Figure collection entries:
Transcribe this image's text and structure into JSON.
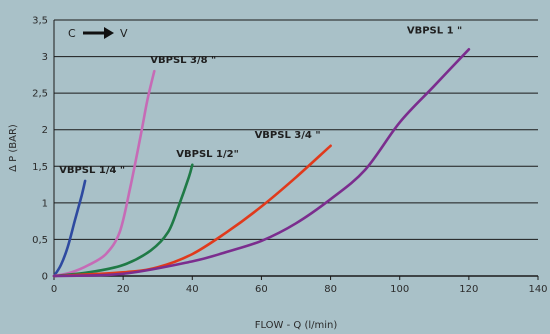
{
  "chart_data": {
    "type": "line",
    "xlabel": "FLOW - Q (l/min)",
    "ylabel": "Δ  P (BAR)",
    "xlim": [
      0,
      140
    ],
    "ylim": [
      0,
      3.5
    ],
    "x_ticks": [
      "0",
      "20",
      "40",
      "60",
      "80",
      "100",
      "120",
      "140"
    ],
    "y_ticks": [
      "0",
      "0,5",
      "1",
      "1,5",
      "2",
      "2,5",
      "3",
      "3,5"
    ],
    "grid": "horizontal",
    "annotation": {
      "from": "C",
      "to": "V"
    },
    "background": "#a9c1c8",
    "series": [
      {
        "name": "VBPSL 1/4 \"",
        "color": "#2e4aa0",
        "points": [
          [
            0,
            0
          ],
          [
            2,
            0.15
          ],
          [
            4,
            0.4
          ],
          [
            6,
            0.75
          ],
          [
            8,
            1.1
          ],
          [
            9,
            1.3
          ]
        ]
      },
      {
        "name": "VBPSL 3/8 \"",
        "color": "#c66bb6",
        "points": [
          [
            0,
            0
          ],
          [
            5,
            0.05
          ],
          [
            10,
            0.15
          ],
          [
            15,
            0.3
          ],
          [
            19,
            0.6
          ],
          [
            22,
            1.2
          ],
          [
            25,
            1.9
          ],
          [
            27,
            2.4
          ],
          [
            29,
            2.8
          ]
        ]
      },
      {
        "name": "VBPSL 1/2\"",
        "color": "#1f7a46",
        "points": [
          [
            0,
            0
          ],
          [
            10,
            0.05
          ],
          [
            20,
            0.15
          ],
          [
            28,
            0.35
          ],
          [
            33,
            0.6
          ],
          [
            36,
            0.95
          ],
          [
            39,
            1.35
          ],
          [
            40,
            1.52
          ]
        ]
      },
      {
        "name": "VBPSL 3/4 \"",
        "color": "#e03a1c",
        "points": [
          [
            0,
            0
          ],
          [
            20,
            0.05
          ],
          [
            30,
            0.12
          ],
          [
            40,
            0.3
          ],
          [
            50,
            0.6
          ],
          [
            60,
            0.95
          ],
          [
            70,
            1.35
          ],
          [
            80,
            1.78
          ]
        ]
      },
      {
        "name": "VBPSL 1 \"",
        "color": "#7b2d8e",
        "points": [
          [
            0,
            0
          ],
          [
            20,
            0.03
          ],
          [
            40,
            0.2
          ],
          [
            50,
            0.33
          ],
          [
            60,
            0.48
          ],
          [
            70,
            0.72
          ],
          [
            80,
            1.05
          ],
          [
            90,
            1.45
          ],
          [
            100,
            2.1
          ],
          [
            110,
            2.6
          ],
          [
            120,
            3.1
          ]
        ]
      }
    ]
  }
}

→ What the task requires
Search the listing for the string "name". Copy each line where it turns up.

→ The result
        "name": "VBPSL 1/4 \"",
        "name": "VBPSL 3/8 \"",
        "name": "VBPSL 1/2\"",
        "name": "VBPSL 3/4 \"",
        "name": "VBPSL 1 \"",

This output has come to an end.